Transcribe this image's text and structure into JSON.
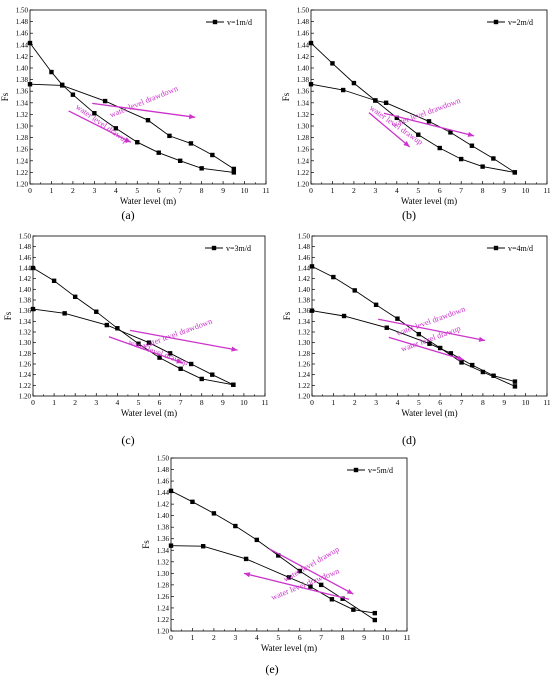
{
  "chart_data": [
    {
      "type": "line",
      "panel_label": "(a)",
      "xlabel": "Water level (m)",
      "ylabel": "Fs",
      "xlim": [
        0,
        11
      ],
      "ylim": [
        1.2,
        1.5
      ],
      "x_ticks": [
        "0",
        "1",
        "2",
        "3",
        "4",
        "5",
        "6",
        "7",
        "8",
        "9",
        "10",
        "11"
      ],
      "y_ticks": [
        "1.20",
        "1.22",
        "1.24",
        "1.26",
        "1.28",
        "1.30",
        "1.32",
        "1.34",
        "1.36",
        "1.38",
        "1.40",
        "1.42",
        "1.44",
        "1.46",
        "1.48",
        "1.50"
      ],
      "legend_position": "top-right",
      "legend": "v=1m/d",
      "series": [
        {
          "x": [
            0,
            1,
            1.5,
            2,
            3,
            4,
            5,
            6,
            7,
            8,
            9.5
          ],
          "y": [
            1.443,
            1.393,
            1.371,
            1.354,
            1.322,
            1.296,
            1.272,
            1.254,
            1.24,
            1.227,
            1.22
          ]
        },
        {
          "x": [
            0,
            1.5,
            3.5,
            5.5,
            6.5,
            7.5,
            8.5,
            9.5
          ],
          "y": [
            1.372,
            1.37,
            1.343,
            1.31,
            1.283,
            1.27,
            1.25,
            1.226
          ]
        }
      ],
      "annotations": [
        {
          "text": "water level drawdown",
          "x": 5.35,
          "y": 1.338,
          "angle": -22
        },
        {
          "text": "water level drawup",
          "x": 3.3,
          "y": 1.3,
          "angle": 35
        }
      ],
      "arrows": [
        {
          "x1": 2.9,
          "y1": 1.339,
          "x2": 7.7,
          "y2": 1.315
        },
        {
          "x1": 1.8,
          "y1": 1.326,
          "x2": 4.7,
          "y2": 1.272
        }
      ]
    },
    {
      "type": "line",
      "panel_label": "(b)",
      "xlabel": "Water level (m)",
      "ylabel": "Fs",
      "xlim": [
        0,
        11
      ],
      "ylim": [
        1.2,
        1.5
      ],
      "x_ticks": [
        "0",
        "1",
        "2",
        "3",
        "4",
        "5",
        "6",
        "7",
        "8",
        "9",
        "10",
        "11"
      ],
      "y_ticks": [
        "1.20",
        "1.22",
        "1.24",
        "1.26",
        "1.28",
        "1.30",
        "1.32",
        "1.34",
        "1.36",
        "1.38",
        "1.40",
        "1.42",
        "1.44",
        "1.46",
        "1.48",
        "1.50"
      ],
      "legend_position": "top-right",
      "legend": "v=2m/d",
      "series": [
        {
          "x": [
            0,
            1,
            2,
            3,
            4,
            5,
            6,
            7,
            8,
            9.5
          ],
          "y": [
            1.443,
            1.408,
            1.374,
            1.344,
            1.314,
            1.285,
            1.262,
            1.243,
            1.23,
            1.22
          ]
        },
        {
          "x": [
            0,
            1.5,
            3,
            3.5,
            5.5,
            6.5,
            7.5,
            8.5,
            9.5
          ],
          "y": [
            1.372,
            1.362,
            1.344,
            1.34,
            1.308,
            1.289,
            1.266,
            1.244,
            1.22
          ]
        }
      ],
      "annotations": [
        {
          "text": "water level drawdown",
          "x": 5.4,
          "y": 1.319,
          "angle": -20
        },
        {
          "text": "water level drawup",
          "x": 3.9,
          "y": 1.298,
          "angle": 35
        }
      ],
      "arrows": [
        {
          "x1": 3.4,
          "y1": 1.322,
          "x2": 7.6,
          "y2": 1.283
        },
        {
          "x1": 2.7,
          "y1": 1.323,
          "x2": 4.6,
          "y2": 1.264
        }
      ]
    },
    {
      "type": "line",
      "panel_label": "(c)",
      "xlabel": "Water level (m)",
      "ylabel": "Fs",
      "xlim": [
        0,
        11
      ],
      "ylim": [
        1.2,
        1.5
      ],
      "x_ticks": [
        "0",
        "1",
        "2",
        "3",
        "4",
        "5",
        "6",
        "7",
        "8",
        "9",
        "10",
        "11"
      ],
      "y_ticks": [
        "1.20",
        "1.22",
        "1.24",
        "1.26",
        "1.28",
        "1.30",
        "1.32",
        "1.34",
        "1.36",
        "1.38",
        "1.40",
        "1.42",
        "1.44",
        "1.46",
        "1.48",
        "1.50"
      ],
      "legend_position": "top-right",
      "legend": "v=3m/d",
      "series": [
        {
          "x": [
            0,
            1,
            2,
            3,
            4,
            5,
            6,
            7,
            8,
            9.5
          ],
          "y": [
            1.44,
            1.416,
            1.386,
            1.358,
            1.327,
            1.298,
            1.272,
            1.251,
            1.232,
            1.221
          ]
        },
        {
          "x": [
            0,
            1.5,
            3.5,
            5.5,
            6.5,
            7.5,
            8.5,
            9.5
          ],
          "y": [
            1.363,
            1.355,
            1.333,
            1.3,
            1.28,
            1.26,
            1.24,
            1.221
          ]
        }
      ],
      "annotations": [
        {
          "text": "water level drawdown",
          "x": 6.9,
          "y": 1.313,
          "angle": -20
        },
        {
          "text": "water level drawup",
          "x": 5.9,
          "y": 1.277,
          "angle": 20
        }
      ],
      "arrows": [
        {
          "x1": 4.6,
          "y1": 1.323,
          "x2": 9.7,
          "y2": 1.286
        },
        {
          "x1": 3.6,
          "y1": 1.311,
          "x2": 7.1,
          "y2": 1.262
        }
      ]
    },
    {
      "type": "line",
      "panel_label": "(d)",
      "xlabel": "Water level (m)",
      "ylabel": "Fs",
      "xlim": [
        0,
        11
      ],
      "ylim": [
        1.2,
        1.5
      ],
      "x_ticks": [
        "0",
        "1",
        "2",
        "3",
        "4",
        "5",
        "6",
        "7",
        "8",
        "9",
        "10",
        "11"
      ],
      "y_ticks": [
        "1.20",
        "1.22",
        "1.24",
        "1.26",
        "1.28",
        "1.30",
        "1.32",
        "1.34",
        "1.36",
        "1.38",
        "1.40",
        "1.42",
        "1.44",
        "1.46",
        "1.48",
        "1.50"
      ],
      "legend_position": "top-right",
      "legend": "v=4m/d",
      "series": [
        {
          "x": [
            0,
            1,
            2,
            3,
            4,
            5,
            6,
            7,
            8,
            9.5
          ],
          "y": [
            1.443,
            1.423,
            1.398,
            1.371,
            1.345,
            1.316,
            1.29,
            1.263,
            1.245,
            1.218
          ]
        },
        {
          "x": [
            0,
            1.5,
            3.5,
            5.5,
            6.5,
            7.5,
            8.5,
            9.5
          ],
          "y": [
            1.36,
            1.35,
            1.328,
            1.298,
            1.28,
            1.258,
            1.238,
            1.227
          ]
        }
      ],
      "annotations": [
        {
          "text": "water level drawdown",
          "x": 5.6,
          "y": 1.336,
          "angle": -20
        },
        {
          "text": "water level drawup",
          "x": 5.6,
          "y": 1.303,
          "angle": -20
        }
      ],
      "arrows": [
        {
          "x1": 3.1,
          "y1": 1.344,
          "x2": 8.1,
          "y2": 1.304
        },
        {
          "x1": 3.6,
          "y1": 1.31,
          "x2": 7.1,
          "y2": 1.268
        }
      ]
    },
    {
      "type": "line",
      "panel_label": "(e)",
      "xlabel": "Water level (m)",
      "ylabel": "Fs",
      "xlim": [
        0,
        11
      ],
      "ylim": [
        1.2,
        1.5
      ],
      "x_ticks": [
        "0",
        "1",
        "2",
        "3",
        "4",
        "5",
        "6",
        "7",
        "8",
        "9",
        "10",
        "11"
      ],
      "y_ticks": [
        "1.20",
        "1.22",
        "1.24",
        "1.26",
        "1.28",
        "1.30",
        "1.32",
        "1.34",
        "1.36",
        "1.38",
        "1.40",
        "1.42",
        "1.44",
        "1.46",
        "1.48",
        "1.50"
      ],
      "legend_position": "top-right",
      "legend": "v=5m/d",
      "series": [
        {
          "x": [
            0,
            1,
            2,
            3,
            4,
            5,
            6,
            7,
            8,
            9.5
          ],
          "y": [
            1.443,
            1.424,
            1.404,
            1.382,
            1.358,
            1.331,
            1.304,
            1.28,
            1.256,
            1.219
          ]
        },
        {
          "x": [
            0,
            1.5,
            3.5,
            5.5,
            6.5,
            7.5,
            8.5,
            9.5
          ],
          "y": [
            1.348,
            1.347,
            1.325,
            1.293,
            1.277,
            1.255,
            1.237,
            1.231
          ]
        }
      ],
      "annotations": [
        {
          "text": "water level drawup",
          "x": 6.6,
          "y": 1.312,
          "angle": -30
        },
        {
          "text": "water level drawdown",
          "x": 6.3,
          "y": 1.277,
          "angle": -22
        }
      ],
      "arrows": [
        {
          "x1": 4.6,
          "y1": 1.342,
          "x2": 8.5,
          "y2": 1.264
        },
        {
          "x1": 8.3,
          "y1": 1.255,
          "x2": 3.4,
          "y2": 1.3
        }
      ]
    }
  ],
  "colors": {
    "line": "#000000",
    "marker": "#000000",
    "annotation": "#cc33cc"
  }
}
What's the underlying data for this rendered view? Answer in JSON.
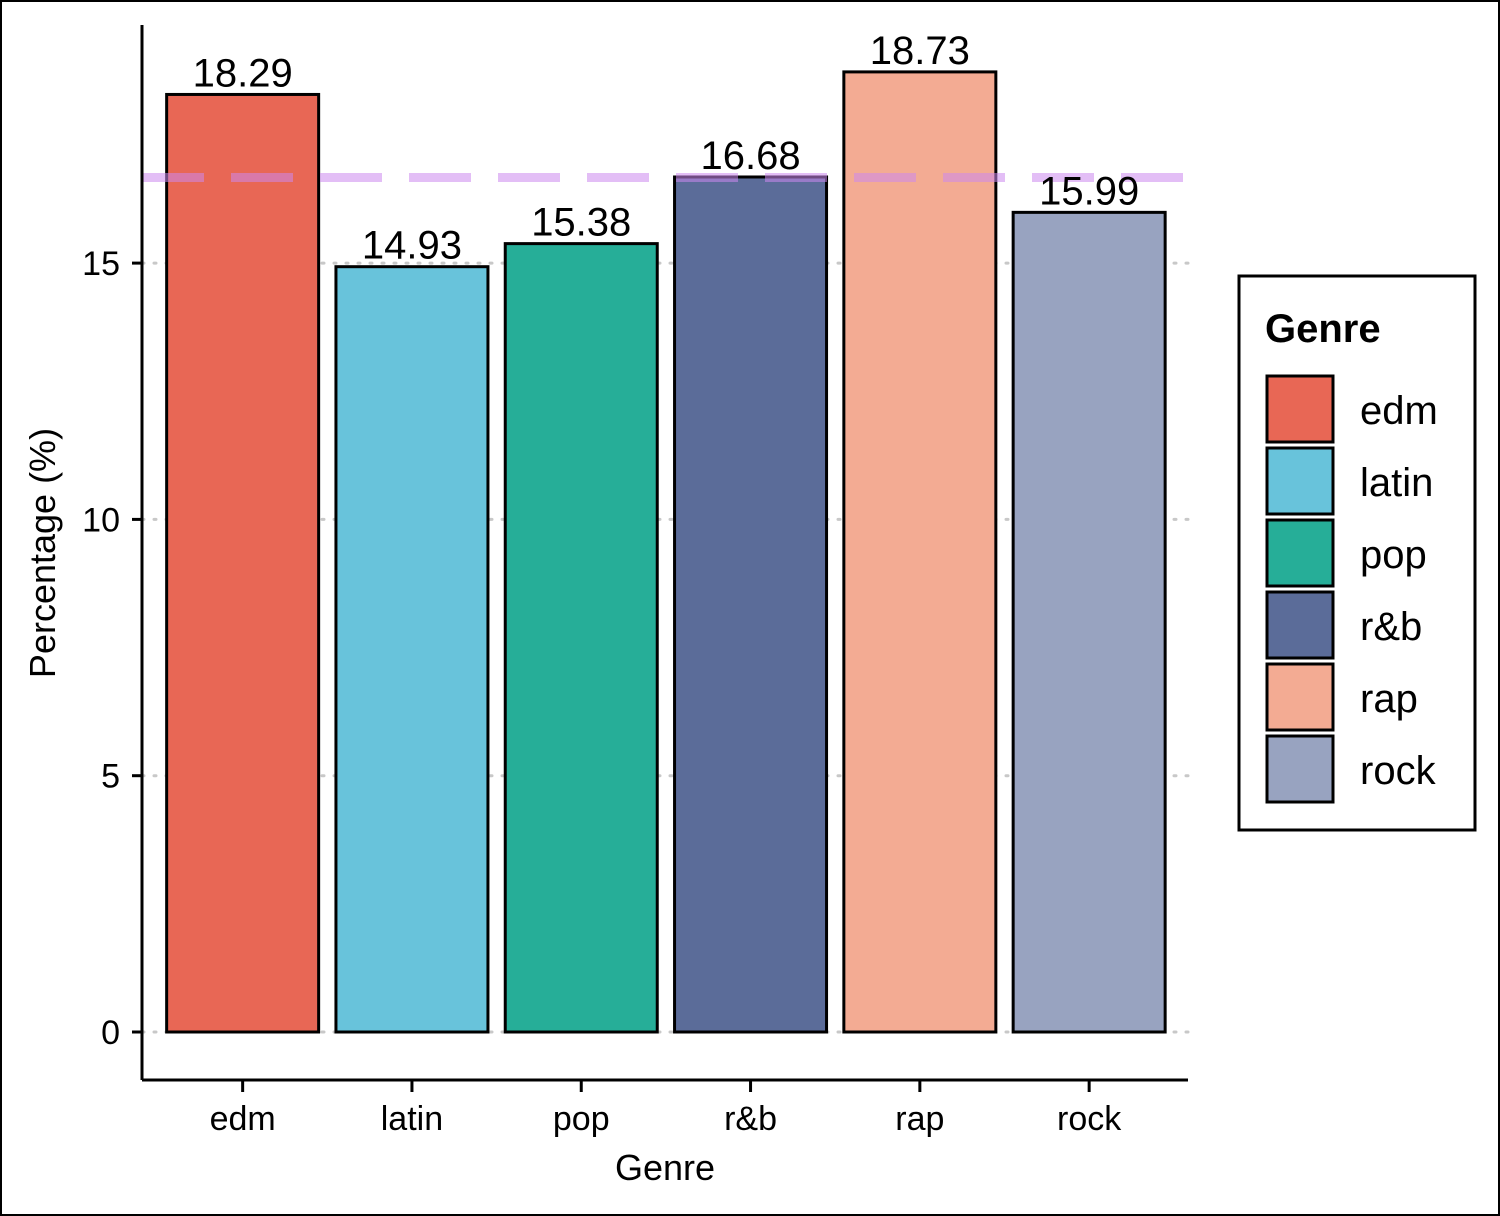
{
  "chart_data": {
    "type": "bar",
    "categories": [
      "edm",
      "latin",
      "pop",
      "r&b",
      "rap",
      "rock"
    ],
    "values": [
      18.29,
      14.93,
      15.38,
      16.68,
      18.73,
      15.99
    ],
    "value_labels": [
      "18.29",
      "14.93",
      "15.38",
      "16.68",
      "18.73",
      "15.99"
    ],
    "colors": [
      "#E86755",
      "#68C3DB",
      "#26AE98",
      "#5B6C99",
      "#F3AB93",
      "#98A3C0"
    ],
    "xlabel": "Genre",
    "ylabel": "Percentage (%)",
    "yticks": [
      0,
      5,
      10,
      15
    ],
    "ytick_labels": [
      "0",
      "5",
      "10",
      "15"
    ],
    "ylim": [
      -0.9,
      19.7
    ],
    "grid": "horizontal dotted",
    "reference_line": {
      "value": 16.67,
      "style": "dashed",
      "color": "#CC88EE"
    },
    "legend": {
      "title": "Genre",
      "position": "right",
      "entries": [
        "edm",
        "latin",
        "pop",
        "r&b",
        "rap",
        "rock"
      ]
    }
  }
}
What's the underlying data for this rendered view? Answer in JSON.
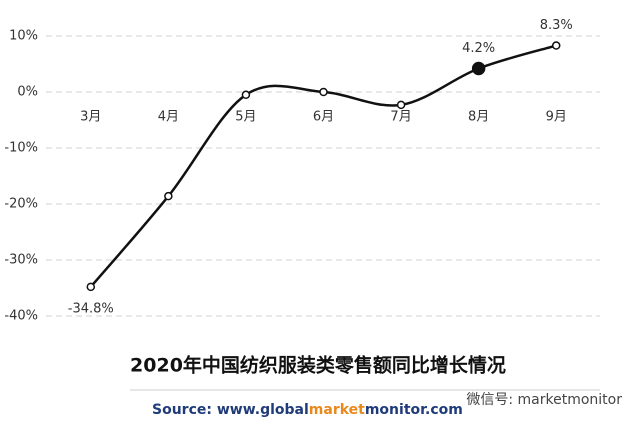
{
  "chart_data": {
    "type": "line",
    "title": "2020年中国纺织服装类零售额同比增长情况",
    "source": [
      "Source: www.global",
      "market",
      "monitor",
      ".com"
    ],
    "source_colors": [
      "#1f3b7a",
      "#e8891c",
      "#1f3b7a",
      "#1f3b7a"
    ],
    "watermark": "微信号: marketmonitor",
    "categories": [
      "3月",
      "4月",
      "5月",
      "6月",
      "7月",
      "8月",
      "9月"
    ],
    "series": [
      {
        "name": "零售额同比",
        "color": "#111111",
        "values": [
          -34.8,
          -18.6,
          -0.5,
          0,
          -2.3,
          4.2,
          8.3
        ],
        "value_labels": [
          "-34.8%",
          null,
          null,
          null,
          null,
          "4.2%",
          "8.3%"
        ]
      }
    ],
    "highlight_category": "8月",
    "ylim": [
      -40,
      10
    ],
    "yticks": [
      {
        "value": -40,
        "label": "-40%"
      },
      {
        "value": -30,
        "label": "-30%"
      },
      {
        "value": -20,
        "label": "-20%"
      },
      {
        "value": -10,
        "label": "-10%"
      },
      {
        "value": 0,
        "label": "0%"
      },
      {
        "value": 10,
        "label": "10%"
      }
    ],
    "grid": true
  }
}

• PROBLEM DETAILS: Filter out every line that lacks the word "title", and copy the rest.

• RESULT OF THE EXERCISE:
      "title": "Genre",
    "title": "2020年中国纺织服装类零售额同比增长情况",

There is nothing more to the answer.